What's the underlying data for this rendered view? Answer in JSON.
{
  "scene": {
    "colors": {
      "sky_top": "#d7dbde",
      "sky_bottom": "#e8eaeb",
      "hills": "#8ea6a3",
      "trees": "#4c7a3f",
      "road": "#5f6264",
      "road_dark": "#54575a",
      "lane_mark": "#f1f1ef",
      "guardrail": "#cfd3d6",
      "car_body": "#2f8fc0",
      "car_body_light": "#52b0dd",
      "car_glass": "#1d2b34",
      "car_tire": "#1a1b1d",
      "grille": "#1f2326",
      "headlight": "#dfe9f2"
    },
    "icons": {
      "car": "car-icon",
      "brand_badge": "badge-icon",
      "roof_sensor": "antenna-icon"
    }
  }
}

__WHAT IS BEING ASKED__
Set down all of the data above, word for word.

__EXPECTED ANSWER__
What's the underlying data for this rendered view? Answer in JSON.
{
  "scene": {
    "colors": {
      "sky_top": "#d7dbde",
      "sky_bottom": "#e8eaeb",
      "hills": "#8ea6a3",
      "trees": "#4c7a3f",
      "road": "#5f6264",
      "road_dark": "#54575a",
      "lane_mark": "#f1f1ef",
      "guardrail": "#cfd3d6",
      "car_body": "#2f8fc0",
      "car_body_light": "#52b0dd",
      "car_glass": "#1d2b34",
      "car_tire": "#1a1b1d",
      "grille": "#1f2326",
      "headlight": "#dfe9f2"
    },
    "icons": {
      "car": "car-icon",
      "brand_badge": "badge-icon",
      "roof_sensor": "antenna-icon"
    }
  }
}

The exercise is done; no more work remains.